Exercise details
Copy all of the records below verbatim.

## Begin

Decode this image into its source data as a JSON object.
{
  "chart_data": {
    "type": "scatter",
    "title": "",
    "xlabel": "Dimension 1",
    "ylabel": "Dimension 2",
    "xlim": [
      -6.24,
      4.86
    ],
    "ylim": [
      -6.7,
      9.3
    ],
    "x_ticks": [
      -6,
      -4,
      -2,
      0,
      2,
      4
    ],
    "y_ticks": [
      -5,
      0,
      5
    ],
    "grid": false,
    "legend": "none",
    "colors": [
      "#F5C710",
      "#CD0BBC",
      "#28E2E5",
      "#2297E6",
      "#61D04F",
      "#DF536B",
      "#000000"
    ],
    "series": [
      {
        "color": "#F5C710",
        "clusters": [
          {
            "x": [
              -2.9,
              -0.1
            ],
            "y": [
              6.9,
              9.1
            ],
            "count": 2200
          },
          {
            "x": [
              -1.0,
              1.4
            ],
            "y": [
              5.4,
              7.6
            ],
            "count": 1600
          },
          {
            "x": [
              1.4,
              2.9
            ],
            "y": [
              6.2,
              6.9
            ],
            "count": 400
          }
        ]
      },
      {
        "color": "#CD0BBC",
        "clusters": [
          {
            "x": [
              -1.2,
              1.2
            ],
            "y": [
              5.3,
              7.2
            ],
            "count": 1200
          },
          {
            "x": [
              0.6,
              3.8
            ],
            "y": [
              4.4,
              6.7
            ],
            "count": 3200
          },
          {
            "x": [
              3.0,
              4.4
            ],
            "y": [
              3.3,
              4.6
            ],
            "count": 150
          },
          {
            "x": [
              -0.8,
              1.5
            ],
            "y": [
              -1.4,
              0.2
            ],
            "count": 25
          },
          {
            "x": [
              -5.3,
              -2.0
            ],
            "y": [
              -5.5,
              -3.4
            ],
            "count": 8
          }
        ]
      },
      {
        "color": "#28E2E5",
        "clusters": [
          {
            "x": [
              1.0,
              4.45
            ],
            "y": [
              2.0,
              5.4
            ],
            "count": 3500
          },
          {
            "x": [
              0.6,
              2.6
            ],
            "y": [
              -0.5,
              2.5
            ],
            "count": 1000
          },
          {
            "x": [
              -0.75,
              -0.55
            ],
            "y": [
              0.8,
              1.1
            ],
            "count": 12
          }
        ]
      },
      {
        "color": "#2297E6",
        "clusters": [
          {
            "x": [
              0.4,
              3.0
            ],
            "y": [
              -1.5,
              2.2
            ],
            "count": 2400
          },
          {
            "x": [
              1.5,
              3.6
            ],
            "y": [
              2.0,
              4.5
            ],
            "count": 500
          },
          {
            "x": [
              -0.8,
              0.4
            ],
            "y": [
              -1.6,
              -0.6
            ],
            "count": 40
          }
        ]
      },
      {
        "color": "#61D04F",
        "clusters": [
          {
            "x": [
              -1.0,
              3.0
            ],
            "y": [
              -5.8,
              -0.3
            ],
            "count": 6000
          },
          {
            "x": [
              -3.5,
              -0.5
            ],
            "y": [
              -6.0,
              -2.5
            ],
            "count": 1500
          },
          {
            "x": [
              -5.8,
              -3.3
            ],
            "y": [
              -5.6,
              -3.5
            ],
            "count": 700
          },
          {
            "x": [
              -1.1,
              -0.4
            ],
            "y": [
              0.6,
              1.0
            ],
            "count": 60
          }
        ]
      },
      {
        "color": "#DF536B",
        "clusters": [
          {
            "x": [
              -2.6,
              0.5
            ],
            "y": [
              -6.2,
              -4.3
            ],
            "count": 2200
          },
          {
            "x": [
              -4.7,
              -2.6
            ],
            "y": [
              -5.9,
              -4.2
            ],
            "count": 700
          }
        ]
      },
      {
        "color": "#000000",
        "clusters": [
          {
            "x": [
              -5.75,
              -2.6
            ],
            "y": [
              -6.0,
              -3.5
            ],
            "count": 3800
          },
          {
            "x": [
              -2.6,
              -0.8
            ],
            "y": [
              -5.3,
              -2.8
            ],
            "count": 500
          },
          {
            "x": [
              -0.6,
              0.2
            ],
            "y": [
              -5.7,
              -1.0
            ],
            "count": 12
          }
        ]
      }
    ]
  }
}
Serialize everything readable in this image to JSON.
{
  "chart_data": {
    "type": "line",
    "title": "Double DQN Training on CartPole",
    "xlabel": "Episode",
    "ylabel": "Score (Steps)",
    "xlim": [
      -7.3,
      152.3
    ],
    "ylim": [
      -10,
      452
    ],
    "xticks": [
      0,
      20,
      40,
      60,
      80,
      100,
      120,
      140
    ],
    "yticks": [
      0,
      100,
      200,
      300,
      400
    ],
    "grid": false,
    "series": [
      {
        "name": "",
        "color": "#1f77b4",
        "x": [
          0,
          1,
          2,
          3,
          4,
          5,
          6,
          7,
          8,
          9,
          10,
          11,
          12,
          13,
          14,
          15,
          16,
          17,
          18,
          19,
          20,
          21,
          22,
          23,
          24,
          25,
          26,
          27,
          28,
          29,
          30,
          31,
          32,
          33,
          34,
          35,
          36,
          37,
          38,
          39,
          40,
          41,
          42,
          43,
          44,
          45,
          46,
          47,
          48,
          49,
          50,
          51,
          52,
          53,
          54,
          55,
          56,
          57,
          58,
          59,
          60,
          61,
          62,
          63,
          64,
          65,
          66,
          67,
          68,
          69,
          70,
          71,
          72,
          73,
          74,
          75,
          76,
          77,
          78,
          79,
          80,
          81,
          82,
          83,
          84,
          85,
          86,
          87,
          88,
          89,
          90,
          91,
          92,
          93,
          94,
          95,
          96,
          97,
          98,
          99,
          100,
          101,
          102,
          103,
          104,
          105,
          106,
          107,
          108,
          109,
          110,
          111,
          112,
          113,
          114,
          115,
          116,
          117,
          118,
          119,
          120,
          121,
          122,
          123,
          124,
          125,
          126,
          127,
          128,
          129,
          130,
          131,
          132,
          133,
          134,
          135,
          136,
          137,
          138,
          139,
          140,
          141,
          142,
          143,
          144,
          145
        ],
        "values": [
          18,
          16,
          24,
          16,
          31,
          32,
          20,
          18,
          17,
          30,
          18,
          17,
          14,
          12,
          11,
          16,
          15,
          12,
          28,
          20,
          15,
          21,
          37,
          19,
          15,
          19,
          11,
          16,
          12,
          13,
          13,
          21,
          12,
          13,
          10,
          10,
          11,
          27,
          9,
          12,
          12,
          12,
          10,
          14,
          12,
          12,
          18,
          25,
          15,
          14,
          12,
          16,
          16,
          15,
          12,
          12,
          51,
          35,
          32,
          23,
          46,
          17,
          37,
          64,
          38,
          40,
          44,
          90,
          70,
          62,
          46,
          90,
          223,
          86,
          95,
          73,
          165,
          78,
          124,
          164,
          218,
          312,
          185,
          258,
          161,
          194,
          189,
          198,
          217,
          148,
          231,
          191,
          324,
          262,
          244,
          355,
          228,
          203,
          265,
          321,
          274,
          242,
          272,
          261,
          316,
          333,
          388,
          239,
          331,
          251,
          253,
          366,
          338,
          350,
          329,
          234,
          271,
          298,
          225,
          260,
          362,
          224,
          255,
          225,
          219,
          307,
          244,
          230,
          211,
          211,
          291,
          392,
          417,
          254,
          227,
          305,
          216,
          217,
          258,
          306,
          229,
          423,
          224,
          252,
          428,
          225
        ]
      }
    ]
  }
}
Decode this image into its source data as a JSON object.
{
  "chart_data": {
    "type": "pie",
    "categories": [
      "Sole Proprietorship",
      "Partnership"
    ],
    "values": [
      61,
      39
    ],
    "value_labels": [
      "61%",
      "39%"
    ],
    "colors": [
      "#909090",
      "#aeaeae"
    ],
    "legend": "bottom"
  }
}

## End

Result of the task
Decode this image into its source data as a JSON object.
{
  "chart_data": {
    "type": "scatter",
    "title": "",
    "xlabel": "Dimension 1",
    "ylabel": "Dimension 2",
    "xlim": [
      -6.24,
      4.86
    ],
    "ylim": [
      -6.7,
      9.3
    ],
    "x_ticks": [
      -6,
      -4,
      -2,
      0,
      2,
      4
    ],
    "y_ticks": [
      -5,
      0,
      5
    ],
    "grid": false,
    "legend": "none",
    "colors": [
      "#F5C710",
      "#CD0BBC",
      "#28E2E5",
      "#2297E6",
      "#61D04F",
      "#DF536B",
      "#000000"
    ],
    "series": [
      {
        "color": "#F5C710",
        "clusters": [
          {
            "x": [
              -2.9,
              -0.1
            ],
            "y": [
              6.9,
              9.1
            ],
            "count": 2200
          },
          {
            "x": [
              -1.0,
              1.4
            ],
            "y": [
              5.4,
              7.6
            ],
            "count": 1600
          },
          {
            "x": [
              1.4,
              2.9
            ],
            "y": [
              6.2,
              6.9
            ],
            "count": 400
          }
        ]
      },
      {
        "color": "#CD0BBC",
        "clusters": [
          {
            "x": [
              -1.2,
              1.2
            ],
            "y": [
              5.3,
              7.2
            ],
            "count": 1200
          },
          {
            "x": [
              0.6,
              3.8
            ],
            "y": [
              4.4,
              6.7
            ],
            "count": 3200
          },
          {
            "x": [
              3.0,
              4.4
            ],
            "y": [
              3.3,
              4.6
            ],
            "count": 150
          },
          {
            "x": [
              -0.8,
              1.5
            ],
            "y": [
              -1.4,
              0.2
            ],
            "count": 25
          },
          {
            "x": [
              -5.3,
              -2.0
            ],
            "y": [
              -5.5,
              -3.4
            ],
            "count": 8
          }
        ]
      },
      {
        "color": "#28E2E5",
        "clusters": [
          {
            "x": [
              1.0,
              4.45
            ],
            "y": [
              2.0,
              5.4
            ],
            "count": 3500
          },
          {
            "x": [
              0.6,
              2.6
            ],
            "y": [
              -0.5,
              2.5
            ],
            "count": 1000
          },
          {
            "x": [
              -0.75,
              -0.55
            ],
            "y": [
              0.8,
              1.1
            ],
            "count": 12
          }
        ]
      },
      {
        "color": "#2297E6",
        "clusters": [
          {
            "x": [
              0.4,
              3.0
            ],
            "y": [
              -1.5,
              2.2
            ],
            "count": 2400
          },
          {
            "x": [
              1.5,
              3.6
            ],
            "y": [
              2.0,
              4.5
            ],
            "count": 500
          },
          {
            "x": [
              -0.8,
              0.4
            ],
            "y": [
              -1.6,
              -0.6
            ],
            "count": 40
          }
        ]
      },
      {
        "color": "#61D04F",
        "clusters": [
          {
            "x": [
              -1.0,
              3.0
            ],
            "y": [
              -5.8,
              -0.3
            ],
            "count": 6000
          },
          {
            "x": [
              -3.5,
              -0.5
            ],
            "y": [
              -6.0,
              -2.5
            ],
            "count": 1500
          },
          {
            "x": [
              -5.8,
              -3.3
            ],
            "y": [
              -5.6,
              -3.5
            ],
            "count": 700
          },
          {
            "x": [
              -1.1,
              -0.4
            ],
            "y": [
              0.6,
              1.0
            ],
            "count": 60
          }
        ]
      },
      {
        "color": "#DF536B",
        "clusters": [
          {
            "x": [
              -2.6,
              0.5
            ],
            "y": [
              -6.2,
              -4.3
            ],
            "count": 2200
          },
          {
            "x": [
              -4.7,
              -2.6
            ],
            "y": [
              -5.9,
              -4.2
            ],
            "count": 700
          }
        ]
      },
      {
        "color": "#000000",
        "clusters": [
          {
            "x": [
              -5.75,
              -2.6
            ],
            "y": [
              -6.0,
              -3.5
            ],
            "count": 3800
          },
          {
            "x": [
              -2.6,
              -0.8
            ],
            "y": [
              -5.3,
              -2.8
            ],
            "count": 500
          },
          {
            "x": [
              -0.6,
              0.2
            ],
            "y": [
              -5.7,
              -1.0
            ],
            "count": 12
          }
        ]
      }
    ]
  }
}
Serialize everything readable in this image to JSON.
{
  "chart_data": {
    "type": "line",
    "title": "Double DQN Training on CartPole",
    "xlabel": "Episode",
    "ylabel": "Score (Steps)",
    "xlim": [
      -7.3,
      152.3
    ],
    "ylim": [
      -10,
      452
    ],
    "xticks": [
      0,
      20,
      40,
      60,
      80,
      100,
      120,
      140
    ],
    "yticks": [
      0,
      100,
      200,
      300,
      400
    ],
    "grid": false,
    "series": [
      {
        "name": "",
        "color": "#1f77b4",
        "x": [
          0,
          1,
          2,
          3,
          4,
          5,
          6,
          7,
          8,
          9,
          10,
          11,
          12,
          13,
          14,
          15,
          16,
          17,
          18,
          19,
          20,
          21,
          22,
          23,
          24,
          25,
          26,
          27,
          28,
          29,
          30,
          31,
          32,
          33,
          34,
          35,
          36,
          37,
          38,
          39,
          40,
          41,
          42,
          43,
          44,
          45,
          46,
          47,
          48,
          49,
          50,
          51,
          52,
          53,
          54,
          55,
          56,
          57,
          58,
          59,
          60,
          61,
          62,
          63,
          64,
          65,
          66,
          67,
          68,
          69,
          70,
          71,
          72,
          73,
          74,
          75,
          76,
          77,
          78,
          79,
          80,
          81,
          82,
          83,
          84,
          85,
          86,
          87,
          88,
          89,
          90,
          91,
          92,
          93,
          94,
          95,
          96,
          97,
          98,
          99,
          100,
          101,
          102,
          103,
          104,
          105,
          106,
          107,
          108,
          109,
          110,
          111,
          112,
          113,
          114,
          115,
          116,
          117,
          118,
          119,
          120,
          121,
          122,
          123,
          124,
          125,
          126,
          127,
          128,
          129,
          130,
          131,
          132,
          133,
          134,
          135,
          136,
          137,
          138,
          139,
          140,
          141,
          142,
          143,
          144,
          145
        ],
        "values": [
          18,
          16,
          24,
          16,
          31,
          32,
          20,
          18,
          17,
          30,
          18,
          17,
          14,
          12,
          11,
          16,
          15,
          12,
          28,
          20,
          15,
          21,
          37,
          19,
          15,
          19,
          11,
          16,
          12,
          13,
          13,
          21,
          12,
          13,
          10,
          10,
          11,
          27,
          9,
          12,
          12,
          12,
          10,
          14,
          12,
          12,
          18,
          25,
          15,
          14,
          12,
          16,
          16,
          15,
          12,
          12,
          51,
          35,
          32,
          23,
          46,
          17,
          37,
          64,
          38,
          40,
          44,
          90,
          70,
          62,
          46,
          90,
          223,
          86,
          95,
          73,
          165,
          78,
          124,
          164,
          218,
          312,
          185,
          258,
          161,
          194,
          189,
          198,
          217,
          148,
          231,
          191,
          324,
          262,
          244,
          355,
          228,
          203,
          265,
          321,
          274,
          242,
          272,
          261,
          316,
          333,
          388,
          239,
          331,
          251,
          253,
          366,
          338,
          350,
          329,
          234,
          271,
          298,
          225,
          260,
          362,
          224,
          255,
          225,
          219,
          307,
          244,
          230,
          211,
          211,
          291,
          392,
          417,
          254,
          227,
          305,
          216,
          217,
          258,
          306,
          229,
          423,
          224,
          252,
          428,
          225
        ]
      }
    ]
  }
}
Decode this image into its source data as a JSON object.
{
  "chart_data": {
    "type": "pie",
    "categories": [
      "Sole Proprietorship",
      "Partnership"
    ],
    "values": [
      61,
      39
    ],
    "value_labels": [
      "61%",
      "39%"
    ],
    "colors": [
      "#909090",
      "#aeaeae"
    ],
    "legend": "bottom"
  }
}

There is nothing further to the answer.